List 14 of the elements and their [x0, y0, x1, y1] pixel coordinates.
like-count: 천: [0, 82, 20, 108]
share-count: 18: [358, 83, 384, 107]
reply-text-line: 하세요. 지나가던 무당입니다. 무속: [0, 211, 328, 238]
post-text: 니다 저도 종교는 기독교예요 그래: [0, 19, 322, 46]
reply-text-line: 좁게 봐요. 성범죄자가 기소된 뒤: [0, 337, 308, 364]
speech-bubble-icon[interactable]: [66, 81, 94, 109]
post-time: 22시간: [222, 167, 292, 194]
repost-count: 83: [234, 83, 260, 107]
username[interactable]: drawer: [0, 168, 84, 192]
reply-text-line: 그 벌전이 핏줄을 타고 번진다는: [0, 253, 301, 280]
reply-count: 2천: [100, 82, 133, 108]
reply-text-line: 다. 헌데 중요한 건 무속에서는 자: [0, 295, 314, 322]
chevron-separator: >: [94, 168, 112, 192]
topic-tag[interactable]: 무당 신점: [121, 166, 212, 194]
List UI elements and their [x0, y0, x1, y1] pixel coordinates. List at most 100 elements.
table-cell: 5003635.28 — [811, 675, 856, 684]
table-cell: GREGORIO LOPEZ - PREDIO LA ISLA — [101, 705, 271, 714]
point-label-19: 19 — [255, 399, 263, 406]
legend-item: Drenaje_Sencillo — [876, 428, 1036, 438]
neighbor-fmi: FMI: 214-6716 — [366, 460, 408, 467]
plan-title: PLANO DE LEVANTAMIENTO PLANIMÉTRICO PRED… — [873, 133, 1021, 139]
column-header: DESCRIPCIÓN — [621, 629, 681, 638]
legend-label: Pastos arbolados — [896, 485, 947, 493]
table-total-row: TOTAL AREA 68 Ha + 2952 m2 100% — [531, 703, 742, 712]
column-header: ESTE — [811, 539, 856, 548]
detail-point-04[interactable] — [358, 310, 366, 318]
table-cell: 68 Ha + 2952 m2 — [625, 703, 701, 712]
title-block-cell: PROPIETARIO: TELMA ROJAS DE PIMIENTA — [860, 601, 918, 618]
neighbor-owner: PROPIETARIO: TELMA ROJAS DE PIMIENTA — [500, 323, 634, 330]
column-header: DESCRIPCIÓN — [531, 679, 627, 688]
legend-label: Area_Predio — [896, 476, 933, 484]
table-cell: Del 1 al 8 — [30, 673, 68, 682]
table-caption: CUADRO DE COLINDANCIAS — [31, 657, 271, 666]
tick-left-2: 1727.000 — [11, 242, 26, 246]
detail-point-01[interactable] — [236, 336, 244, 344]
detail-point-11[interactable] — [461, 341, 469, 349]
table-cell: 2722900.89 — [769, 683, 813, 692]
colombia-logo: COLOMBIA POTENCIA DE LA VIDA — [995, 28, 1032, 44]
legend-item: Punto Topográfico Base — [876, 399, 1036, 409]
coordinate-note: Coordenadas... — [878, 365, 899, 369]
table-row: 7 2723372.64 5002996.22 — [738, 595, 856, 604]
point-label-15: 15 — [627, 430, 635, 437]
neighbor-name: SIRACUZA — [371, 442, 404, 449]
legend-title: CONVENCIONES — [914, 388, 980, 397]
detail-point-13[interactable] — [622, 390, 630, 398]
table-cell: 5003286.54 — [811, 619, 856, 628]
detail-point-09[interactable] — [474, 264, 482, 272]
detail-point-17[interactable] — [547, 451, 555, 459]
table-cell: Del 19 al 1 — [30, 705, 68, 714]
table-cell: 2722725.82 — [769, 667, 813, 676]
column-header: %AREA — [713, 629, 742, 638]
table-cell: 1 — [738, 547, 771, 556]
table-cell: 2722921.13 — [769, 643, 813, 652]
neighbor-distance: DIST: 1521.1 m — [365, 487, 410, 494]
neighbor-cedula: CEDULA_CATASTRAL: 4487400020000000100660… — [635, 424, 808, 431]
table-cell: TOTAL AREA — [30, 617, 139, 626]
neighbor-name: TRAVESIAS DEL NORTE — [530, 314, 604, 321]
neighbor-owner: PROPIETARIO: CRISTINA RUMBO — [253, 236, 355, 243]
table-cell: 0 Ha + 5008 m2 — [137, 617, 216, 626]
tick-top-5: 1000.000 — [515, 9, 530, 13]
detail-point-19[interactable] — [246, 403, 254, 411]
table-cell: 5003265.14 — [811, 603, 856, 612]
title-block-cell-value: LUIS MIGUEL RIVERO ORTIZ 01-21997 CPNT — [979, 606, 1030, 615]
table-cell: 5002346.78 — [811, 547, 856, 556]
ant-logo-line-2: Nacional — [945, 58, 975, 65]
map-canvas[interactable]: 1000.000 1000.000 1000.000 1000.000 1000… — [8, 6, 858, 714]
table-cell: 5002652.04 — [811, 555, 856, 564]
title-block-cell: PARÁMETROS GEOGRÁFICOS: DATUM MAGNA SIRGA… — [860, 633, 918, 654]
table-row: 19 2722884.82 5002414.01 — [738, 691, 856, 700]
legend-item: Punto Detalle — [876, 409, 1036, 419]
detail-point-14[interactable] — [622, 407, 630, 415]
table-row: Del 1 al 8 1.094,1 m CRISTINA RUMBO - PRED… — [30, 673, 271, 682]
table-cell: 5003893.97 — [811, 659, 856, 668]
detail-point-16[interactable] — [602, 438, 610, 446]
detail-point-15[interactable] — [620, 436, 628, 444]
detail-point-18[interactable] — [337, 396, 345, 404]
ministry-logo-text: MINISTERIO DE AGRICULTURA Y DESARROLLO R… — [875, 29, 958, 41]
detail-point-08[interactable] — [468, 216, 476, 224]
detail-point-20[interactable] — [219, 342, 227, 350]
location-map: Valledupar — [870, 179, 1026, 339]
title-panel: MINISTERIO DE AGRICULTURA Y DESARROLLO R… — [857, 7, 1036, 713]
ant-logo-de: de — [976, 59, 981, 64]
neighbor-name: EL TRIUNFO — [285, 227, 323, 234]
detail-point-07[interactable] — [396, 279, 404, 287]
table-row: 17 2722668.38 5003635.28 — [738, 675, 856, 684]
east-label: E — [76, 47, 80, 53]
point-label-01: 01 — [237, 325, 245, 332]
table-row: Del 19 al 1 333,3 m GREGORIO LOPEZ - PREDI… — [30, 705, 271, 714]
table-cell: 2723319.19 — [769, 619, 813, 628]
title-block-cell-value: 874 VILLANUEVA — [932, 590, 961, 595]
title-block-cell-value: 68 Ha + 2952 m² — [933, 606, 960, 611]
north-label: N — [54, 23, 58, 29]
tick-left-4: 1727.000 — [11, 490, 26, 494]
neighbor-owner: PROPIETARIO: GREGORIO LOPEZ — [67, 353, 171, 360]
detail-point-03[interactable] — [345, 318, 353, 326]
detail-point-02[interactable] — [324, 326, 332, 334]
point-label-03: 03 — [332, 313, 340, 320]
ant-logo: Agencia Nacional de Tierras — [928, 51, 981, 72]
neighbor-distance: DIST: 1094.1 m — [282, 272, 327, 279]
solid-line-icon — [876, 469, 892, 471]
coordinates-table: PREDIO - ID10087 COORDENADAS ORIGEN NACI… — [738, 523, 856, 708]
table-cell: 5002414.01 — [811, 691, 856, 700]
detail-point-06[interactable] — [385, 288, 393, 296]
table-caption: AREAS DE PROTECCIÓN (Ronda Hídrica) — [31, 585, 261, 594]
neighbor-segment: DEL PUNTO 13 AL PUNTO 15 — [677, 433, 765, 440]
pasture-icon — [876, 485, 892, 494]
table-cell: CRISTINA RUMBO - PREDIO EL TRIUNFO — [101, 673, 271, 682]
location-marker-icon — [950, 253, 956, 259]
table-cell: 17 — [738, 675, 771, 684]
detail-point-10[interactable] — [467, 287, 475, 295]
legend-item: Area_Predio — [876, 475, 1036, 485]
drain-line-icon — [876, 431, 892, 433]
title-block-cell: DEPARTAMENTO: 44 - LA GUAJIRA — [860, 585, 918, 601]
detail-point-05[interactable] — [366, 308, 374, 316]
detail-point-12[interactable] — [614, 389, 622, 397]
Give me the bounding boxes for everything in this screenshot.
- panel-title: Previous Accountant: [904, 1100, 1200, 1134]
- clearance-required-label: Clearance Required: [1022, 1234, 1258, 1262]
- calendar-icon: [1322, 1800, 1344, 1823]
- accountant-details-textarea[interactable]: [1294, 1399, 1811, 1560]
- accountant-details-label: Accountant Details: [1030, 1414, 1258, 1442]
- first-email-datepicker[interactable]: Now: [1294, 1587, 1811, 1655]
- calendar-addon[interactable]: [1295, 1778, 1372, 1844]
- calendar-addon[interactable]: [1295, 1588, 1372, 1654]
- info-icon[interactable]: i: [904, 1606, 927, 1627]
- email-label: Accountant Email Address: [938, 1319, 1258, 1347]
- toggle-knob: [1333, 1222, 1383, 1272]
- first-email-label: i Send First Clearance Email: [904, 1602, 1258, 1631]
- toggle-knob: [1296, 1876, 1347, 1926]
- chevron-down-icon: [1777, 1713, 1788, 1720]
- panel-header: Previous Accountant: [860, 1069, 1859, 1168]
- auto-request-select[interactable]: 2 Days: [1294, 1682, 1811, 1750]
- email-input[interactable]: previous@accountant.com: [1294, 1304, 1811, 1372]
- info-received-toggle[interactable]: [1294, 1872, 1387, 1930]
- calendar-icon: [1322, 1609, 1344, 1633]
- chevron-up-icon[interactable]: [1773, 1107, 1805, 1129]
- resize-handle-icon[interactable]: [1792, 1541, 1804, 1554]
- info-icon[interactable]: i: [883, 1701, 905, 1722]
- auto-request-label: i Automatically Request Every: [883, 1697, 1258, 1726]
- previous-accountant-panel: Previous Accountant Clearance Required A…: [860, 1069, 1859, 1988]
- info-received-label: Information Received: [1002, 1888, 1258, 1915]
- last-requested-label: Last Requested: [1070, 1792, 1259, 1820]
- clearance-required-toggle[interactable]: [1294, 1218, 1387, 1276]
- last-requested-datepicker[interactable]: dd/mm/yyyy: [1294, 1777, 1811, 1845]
───
## TASK TO COMPLETE
Rewrite everything from the start of the data down to the line containing "legend-label: Pastos arbolados", changing "reply-text-line" to "reply-line" and leaving all else the same.

## TASK RESPONSE
List 14 of the elements and their [x0, y0, x1, y1] pixel coordinates.
like-count: 천: [0, 82, 20, 108]
share-count: 18: [358, 83, 384, 107]
reply-line: 하세요. 지나가던 무당입니다. 무속: [0, 211, 328, 238]
post-text: 니다 저도 종교는 기독교예요 그래: [0, 19, 322, 46]
reply-line: 좁게 봐요. 성범죄자가 기소된 뒤: [0, 337, 308, 364]
speech-bubble-icon[interactable]: [66, 81, 94, 109]
post-time: 22시간: [222, 167, 292, 194]
repost-count: 83: [234, 83, 260, 107]
username[interactable]: drawer: [0, 168, 84, 192]
reply-line: 그 벌전이 핏줄을 타고 번진다는: [0, 253, 301, 280]
reply-count: 2천: [100, 82, 133, 108]
reply-line: 다. 헌데 중요한 건 무속에서는 자: [0, 295, 314, 322]
chevron-separator: >: [94, 168, 112, 192]
topic-tag[interactable]: 무당 신점: [121, 166, 212, 194]
List UI elements and their [x0, y0, x1, y1] pixel coordinates. List at most 100 elements.
table-cell: 5003635.28 — [811, 675, 856, 684]
table-cell: GREGORIO LOPEZ - PREDIO LA ISLA — [101, 705, 271, 714]
point-label-19: 19 — [255, 399, 263, 406]
legend-item: Drenaje_Sencillo — [876, 428, 1036, 438]
neighbor-fmi: FMI: 214-6716 — [366, 460, 408, 467]
plan-title: PLANO DE LEVANTAMIENTO PLANIMÉTRICO PRED… — [873, 133, 1021, 139]
column-header: DESCRIPCIÓN — [621, 629, 681, 638]
legend-label: Pastos arbolados — [896, 485, 947, 493]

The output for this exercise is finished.